Reproduce the records below exactly as they appear.

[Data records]
==============================
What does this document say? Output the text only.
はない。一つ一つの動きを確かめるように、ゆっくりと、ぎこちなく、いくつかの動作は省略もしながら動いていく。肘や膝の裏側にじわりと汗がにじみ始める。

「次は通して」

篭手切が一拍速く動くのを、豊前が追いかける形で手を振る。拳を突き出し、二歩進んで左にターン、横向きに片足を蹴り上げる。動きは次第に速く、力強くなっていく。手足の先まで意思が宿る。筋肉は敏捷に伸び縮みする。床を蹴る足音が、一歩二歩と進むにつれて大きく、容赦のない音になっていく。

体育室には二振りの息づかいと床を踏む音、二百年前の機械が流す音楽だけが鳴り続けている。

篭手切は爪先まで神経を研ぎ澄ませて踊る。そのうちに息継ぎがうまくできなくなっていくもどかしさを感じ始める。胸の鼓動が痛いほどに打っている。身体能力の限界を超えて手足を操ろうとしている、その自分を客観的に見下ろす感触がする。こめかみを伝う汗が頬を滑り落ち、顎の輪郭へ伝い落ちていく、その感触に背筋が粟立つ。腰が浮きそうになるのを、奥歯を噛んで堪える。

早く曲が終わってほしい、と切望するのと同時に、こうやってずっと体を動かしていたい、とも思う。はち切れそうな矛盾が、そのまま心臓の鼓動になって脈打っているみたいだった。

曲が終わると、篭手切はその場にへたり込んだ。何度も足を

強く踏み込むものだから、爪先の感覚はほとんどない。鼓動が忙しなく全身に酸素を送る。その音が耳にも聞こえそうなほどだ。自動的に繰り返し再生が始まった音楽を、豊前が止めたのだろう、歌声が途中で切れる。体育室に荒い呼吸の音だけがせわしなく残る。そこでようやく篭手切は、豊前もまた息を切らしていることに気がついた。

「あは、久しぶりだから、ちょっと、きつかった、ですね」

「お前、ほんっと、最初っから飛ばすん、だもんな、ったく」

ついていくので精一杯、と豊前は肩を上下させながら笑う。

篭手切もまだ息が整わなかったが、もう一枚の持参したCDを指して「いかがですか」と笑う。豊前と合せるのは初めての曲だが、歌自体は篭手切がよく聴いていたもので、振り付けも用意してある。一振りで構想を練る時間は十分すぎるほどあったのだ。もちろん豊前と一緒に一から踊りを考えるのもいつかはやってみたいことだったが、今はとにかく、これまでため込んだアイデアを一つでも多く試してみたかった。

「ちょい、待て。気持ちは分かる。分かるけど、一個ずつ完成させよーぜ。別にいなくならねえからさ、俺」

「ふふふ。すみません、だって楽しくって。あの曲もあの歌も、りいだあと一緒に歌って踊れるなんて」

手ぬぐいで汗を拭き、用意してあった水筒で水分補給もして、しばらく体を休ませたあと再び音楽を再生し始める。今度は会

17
==============================
The answer –
What does this document say? Output the text only.
はない。一つ一つの動きを確かめるように、ゆっくりと、ぎこちなく、いくつかの動作は省略もしながら動いていく。肘や膝の裏側にじわりと汗がにじみ始める。

「次は通して」

篭手切が一拍速く動くのを、豊前が追いかける形で手を振る。拳を突き出し、二歩進んで左にターン、横向きに片足を蹴り上げる。動きは次第に速く、力強くなっていく。手足の先まで意思が宿る。筋肉は敏捷に伸び縮みする。床を蹴る足音が、一歩二歩と進むにつれて大きく、容赦のない音になっていく。

体育室には二振りの息づかいと床を踏む音、二百年前の機械が流す音楽だけが鳴り続けている。

篭手切は爪先まで神経を研ぎ澄ませて踊る。そのうちに息継ぎがうまくできなくなっていくもどかしさを感じ始める。胸の鼓動が痛いほどに打っている。身体能力の限界を超えて手足を操ろうとしている、その自分を客観的に見下ろす感触がする。こめかみを伝う汗が頬を滑り落ち、顎の輪郭へ伝い落ちていく、その感触に背筋が粟立つ。腰が浮きそうになるのを、奥歯を噛んで堪える。

早く曲が終わってほしい、と切望するのと同時に、こうやってずっと体を動かしていたい、とも思う。はち切れそうな矛盾が、そのまま心臓の鼓動になって脈打っているみたいだった。

曲が終わると、篭手切はその場にへたり込んだ。何度も足を

強く踏み込むものだから、爪先の感覚はほとんどない。鼓動が忙しなく全身に酸素を送る。その音が耳にも聞こえそうなほどだ。自動的に繰り返し再生が始まった音楽を、豊前が止めたのだろう、歌声が途中で切れる。体育室に荒い呼吸の音だけがせわしなく残る。そこでようやく篭手切は、豊前もまた息を切らしていることに気がついた。

「あは、久しぶりだから、ちょっと、きつかった、ですね」

「お前、ほんっと、最初っから飛ばすん、だもんな、ったく」

ついていくので精一杯、と豊前は肩を上下させながら笑う。

篭手切もまだ息が整わなかったが、もう一枚の持参したCDを指して「いかがですか」と笑う。豊前と合せるのは初めての曲だが、歌自体は篭手切がよく聴いていたもので、振り付けも用意してある。一振りで構想を練る時間は十分すぎるほどあったのだ。もちろん豊前と一緒に一から踊りを考えるのもいつかはやってみたいことだったが、今はとにかく、これまでため込んだアイデアを一つでも多く試してみたかった。

「ちょい、待て。気持ちは分かる。分かるけど、一個ずつ完成させよーぜ。別にいなくならねえからさ、俺」

「ふふふ。すみません、だって楽しくって。あの曲もあの歌も、りいだあと一緒に歌って踊れるなんて」

手ぬぐいで汗を拭き、用意してあった水筒で水分補給もして、しばらく体を休ませたあと再び音楽を再生し始める。今度は会

17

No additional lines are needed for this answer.